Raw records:
════════════════
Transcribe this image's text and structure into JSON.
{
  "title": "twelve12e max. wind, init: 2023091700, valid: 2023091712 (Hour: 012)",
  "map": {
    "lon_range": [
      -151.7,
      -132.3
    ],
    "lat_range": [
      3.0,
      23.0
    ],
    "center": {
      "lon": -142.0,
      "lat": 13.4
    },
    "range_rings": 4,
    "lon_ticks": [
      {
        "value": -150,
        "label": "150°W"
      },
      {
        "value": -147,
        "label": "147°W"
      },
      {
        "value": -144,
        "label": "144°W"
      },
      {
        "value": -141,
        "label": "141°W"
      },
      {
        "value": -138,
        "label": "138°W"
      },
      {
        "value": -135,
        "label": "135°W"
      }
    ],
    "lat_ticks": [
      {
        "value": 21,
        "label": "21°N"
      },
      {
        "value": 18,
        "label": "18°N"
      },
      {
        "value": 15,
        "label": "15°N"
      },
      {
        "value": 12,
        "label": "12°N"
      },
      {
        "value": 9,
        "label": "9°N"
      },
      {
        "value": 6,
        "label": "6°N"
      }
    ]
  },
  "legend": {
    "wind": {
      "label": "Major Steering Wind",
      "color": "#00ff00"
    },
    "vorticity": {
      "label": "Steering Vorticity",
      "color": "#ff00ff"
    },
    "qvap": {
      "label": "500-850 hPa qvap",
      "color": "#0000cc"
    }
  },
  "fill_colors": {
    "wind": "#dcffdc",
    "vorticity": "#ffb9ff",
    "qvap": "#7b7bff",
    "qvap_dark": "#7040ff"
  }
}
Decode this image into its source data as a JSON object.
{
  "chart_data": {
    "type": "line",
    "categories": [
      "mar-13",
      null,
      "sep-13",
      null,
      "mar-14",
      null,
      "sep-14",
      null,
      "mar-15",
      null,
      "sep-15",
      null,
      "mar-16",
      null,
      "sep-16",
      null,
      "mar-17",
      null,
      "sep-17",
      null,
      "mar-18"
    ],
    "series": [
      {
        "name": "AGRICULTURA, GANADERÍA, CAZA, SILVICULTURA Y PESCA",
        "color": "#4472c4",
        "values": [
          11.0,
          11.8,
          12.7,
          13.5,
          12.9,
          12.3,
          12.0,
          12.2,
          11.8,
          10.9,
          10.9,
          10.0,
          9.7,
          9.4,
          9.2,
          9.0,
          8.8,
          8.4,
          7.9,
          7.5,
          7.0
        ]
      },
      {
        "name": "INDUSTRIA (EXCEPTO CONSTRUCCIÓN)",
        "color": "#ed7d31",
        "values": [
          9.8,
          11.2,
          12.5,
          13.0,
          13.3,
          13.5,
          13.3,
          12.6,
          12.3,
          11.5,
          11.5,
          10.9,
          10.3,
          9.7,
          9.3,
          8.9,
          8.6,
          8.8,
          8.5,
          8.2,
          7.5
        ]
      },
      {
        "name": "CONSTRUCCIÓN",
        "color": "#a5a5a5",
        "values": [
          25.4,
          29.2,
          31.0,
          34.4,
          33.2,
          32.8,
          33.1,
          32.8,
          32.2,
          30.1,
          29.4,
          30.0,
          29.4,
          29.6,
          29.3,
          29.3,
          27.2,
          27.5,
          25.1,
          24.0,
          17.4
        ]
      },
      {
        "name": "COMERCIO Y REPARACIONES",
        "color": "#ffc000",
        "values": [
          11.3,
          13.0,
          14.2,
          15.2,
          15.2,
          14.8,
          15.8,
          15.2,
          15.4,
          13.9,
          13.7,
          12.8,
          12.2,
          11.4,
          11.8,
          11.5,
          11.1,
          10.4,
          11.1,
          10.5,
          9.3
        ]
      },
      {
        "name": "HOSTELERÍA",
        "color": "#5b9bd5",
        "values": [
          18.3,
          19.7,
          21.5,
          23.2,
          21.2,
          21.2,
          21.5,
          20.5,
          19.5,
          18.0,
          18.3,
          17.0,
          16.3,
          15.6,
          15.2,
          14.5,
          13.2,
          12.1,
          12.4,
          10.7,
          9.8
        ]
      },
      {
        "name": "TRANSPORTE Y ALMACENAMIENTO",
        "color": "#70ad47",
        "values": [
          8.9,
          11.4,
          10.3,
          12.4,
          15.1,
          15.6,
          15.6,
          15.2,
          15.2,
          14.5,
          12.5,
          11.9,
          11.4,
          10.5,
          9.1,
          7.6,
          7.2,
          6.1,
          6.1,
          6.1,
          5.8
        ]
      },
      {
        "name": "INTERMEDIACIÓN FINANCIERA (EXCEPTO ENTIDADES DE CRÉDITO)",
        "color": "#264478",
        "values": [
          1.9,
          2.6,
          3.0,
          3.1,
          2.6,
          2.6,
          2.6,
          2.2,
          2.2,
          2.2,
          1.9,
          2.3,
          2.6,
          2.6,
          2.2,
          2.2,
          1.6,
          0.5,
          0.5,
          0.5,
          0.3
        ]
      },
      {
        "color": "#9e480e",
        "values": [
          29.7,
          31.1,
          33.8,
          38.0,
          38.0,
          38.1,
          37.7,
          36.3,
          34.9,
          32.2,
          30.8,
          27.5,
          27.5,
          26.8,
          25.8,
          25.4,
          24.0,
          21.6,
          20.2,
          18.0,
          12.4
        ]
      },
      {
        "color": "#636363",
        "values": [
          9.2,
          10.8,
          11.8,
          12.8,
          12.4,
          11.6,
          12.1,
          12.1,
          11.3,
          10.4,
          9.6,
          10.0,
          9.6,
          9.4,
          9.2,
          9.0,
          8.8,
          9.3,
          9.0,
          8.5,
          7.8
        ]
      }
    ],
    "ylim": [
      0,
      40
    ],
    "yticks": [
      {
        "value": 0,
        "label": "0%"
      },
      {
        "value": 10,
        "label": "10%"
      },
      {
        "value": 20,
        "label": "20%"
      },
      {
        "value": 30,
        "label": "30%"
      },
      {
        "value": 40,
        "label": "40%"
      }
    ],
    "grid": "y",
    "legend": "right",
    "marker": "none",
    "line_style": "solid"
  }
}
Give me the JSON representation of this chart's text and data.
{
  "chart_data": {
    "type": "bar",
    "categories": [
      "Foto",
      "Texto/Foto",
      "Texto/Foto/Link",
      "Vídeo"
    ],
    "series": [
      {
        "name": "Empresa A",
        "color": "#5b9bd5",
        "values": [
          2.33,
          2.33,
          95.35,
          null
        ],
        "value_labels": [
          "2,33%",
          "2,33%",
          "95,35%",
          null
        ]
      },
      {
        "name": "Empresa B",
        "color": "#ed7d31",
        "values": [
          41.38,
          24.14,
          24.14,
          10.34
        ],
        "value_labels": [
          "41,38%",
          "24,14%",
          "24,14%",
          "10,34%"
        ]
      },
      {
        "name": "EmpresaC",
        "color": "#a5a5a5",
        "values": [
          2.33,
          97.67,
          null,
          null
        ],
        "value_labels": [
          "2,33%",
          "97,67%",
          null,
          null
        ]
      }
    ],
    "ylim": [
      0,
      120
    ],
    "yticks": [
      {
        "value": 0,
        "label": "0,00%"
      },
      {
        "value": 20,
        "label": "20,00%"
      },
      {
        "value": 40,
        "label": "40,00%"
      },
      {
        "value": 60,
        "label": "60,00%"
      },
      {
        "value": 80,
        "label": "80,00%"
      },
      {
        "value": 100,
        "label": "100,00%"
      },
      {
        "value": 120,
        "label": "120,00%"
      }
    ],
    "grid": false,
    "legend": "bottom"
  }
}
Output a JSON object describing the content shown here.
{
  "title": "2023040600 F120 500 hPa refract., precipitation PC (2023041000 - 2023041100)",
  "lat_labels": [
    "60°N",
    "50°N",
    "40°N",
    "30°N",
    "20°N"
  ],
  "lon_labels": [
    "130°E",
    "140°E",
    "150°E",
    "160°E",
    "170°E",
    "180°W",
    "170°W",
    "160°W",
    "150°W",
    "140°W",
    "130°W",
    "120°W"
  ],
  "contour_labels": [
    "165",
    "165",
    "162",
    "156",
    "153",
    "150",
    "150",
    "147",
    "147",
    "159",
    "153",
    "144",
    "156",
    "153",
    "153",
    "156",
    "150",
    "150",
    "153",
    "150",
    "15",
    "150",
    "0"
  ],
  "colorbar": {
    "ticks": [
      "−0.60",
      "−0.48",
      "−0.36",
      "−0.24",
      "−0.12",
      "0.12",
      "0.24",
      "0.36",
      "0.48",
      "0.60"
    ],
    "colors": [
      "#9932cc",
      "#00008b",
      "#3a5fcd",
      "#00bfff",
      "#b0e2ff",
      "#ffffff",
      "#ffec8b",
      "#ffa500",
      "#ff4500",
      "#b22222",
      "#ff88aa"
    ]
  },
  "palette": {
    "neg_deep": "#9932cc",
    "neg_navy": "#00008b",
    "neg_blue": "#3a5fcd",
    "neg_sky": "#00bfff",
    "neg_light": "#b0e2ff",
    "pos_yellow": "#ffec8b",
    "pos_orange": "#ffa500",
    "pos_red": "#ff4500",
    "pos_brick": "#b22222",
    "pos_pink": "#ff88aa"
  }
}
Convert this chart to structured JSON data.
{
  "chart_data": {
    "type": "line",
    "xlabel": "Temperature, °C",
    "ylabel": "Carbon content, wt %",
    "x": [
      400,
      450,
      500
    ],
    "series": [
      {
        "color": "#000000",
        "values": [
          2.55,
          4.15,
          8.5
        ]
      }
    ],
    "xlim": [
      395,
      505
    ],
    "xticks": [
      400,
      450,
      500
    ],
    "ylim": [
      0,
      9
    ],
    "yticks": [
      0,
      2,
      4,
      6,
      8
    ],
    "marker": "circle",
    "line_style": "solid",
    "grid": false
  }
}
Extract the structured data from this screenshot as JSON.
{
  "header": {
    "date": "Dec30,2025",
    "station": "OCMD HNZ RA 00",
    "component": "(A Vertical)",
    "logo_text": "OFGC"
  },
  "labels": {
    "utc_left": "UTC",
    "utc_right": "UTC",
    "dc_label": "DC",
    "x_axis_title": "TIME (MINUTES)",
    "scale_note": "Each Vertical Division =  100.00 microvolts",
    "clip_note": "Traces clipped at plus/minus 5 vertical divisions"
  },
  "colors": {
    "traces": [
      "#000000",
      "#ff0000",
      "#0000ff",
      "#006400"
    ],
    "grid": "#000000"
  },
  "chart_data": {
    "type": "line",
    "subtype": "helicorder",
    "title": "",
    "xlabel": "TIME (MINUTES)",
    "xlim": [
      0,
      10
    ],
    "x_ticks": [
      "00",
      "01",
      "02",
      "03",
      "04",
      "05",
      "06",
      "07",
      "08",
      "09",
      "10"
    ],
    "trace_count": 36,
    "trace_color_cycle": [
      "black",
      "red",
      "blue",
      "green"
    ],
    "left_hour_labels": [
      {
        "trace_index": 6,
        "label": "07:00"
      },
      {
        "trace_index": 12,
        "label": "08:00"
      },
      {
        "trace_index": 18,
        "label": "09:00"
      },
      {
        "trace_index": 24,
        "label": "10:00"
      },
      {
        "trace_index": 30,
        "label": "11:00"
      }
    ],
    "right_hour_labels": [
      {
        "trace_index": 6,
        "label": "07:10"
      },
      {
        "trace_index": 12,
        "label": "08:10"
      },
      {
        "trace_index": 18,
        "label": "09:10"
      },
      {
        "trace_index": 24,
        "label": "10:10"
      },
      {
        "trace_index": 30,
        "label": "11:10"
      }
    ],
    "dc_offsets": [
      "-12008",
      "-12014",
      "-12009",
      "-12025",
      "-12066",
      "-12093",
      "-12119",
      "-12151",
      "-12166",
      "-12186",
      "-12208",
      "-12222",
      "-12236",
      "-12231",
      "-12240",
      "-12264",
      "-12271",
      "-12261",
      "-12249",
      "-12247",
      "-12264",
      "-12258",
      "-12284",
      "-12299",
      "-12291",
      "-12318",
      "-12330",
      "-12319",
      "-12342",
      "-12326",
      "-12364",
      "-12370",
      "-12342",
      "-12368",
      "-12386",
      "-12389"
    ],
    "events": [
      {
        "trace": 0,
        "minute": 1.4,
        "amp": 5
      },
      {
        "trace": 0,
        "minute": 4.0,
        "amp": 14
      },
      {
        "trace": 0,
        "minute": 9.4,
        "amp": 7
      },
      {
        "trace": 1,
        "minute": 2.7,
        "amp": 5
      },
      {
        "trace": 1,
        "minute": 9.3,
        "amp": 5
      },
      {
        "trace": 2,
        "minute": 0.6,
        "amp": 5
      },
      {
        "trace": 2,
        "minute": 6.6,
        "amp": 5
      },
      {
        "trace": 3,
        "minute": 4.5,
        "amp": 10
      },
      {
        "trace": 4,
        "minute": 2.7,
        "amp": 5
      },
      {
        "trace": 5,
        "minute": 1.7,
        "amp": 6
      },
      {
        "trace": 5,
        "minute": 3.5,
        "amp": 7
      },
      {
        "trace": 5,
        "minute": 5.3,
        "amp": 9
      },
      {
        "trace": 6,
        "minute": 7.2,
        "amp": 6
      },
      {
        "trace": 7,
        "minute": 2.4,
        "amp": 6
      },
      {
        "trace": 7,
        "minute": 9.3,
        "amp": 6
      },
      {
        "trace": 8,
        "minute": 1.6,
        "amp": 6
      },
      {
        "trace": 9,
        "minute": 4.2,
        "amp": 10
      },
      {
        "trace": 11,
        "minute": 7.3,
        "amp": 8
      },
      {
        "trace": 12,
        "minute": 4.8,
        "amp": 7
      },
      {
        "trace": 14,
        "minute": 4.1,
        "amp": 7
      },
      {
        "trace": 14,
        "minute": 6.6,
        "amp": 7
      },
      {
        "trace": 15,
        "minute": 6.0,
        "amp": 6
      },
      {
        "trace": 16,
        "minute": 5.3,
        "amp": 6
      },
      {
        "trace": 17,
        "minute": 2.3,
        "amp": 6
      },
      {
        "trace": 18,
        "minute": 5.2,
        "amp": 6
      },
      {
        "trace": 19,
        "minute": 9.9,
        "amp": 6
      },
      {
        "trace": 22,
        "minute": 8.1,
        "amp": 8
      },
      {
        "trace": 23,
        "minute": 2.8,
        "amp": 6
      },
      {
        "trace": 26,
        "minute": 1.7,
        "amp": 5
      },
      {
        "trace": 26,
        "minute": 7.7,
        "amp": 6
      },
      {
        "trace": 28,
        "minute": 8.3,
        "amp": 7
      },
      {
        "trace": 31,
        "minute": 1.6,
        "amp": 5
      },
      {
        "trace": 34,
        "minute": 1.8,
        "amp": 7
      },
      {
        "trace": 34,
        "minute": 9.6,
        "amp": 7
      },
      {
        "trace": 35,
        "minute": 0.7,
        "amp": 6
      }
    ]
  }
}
════════════════
What is the number of lines above that hold the string "object"? Answer with that number alone.

2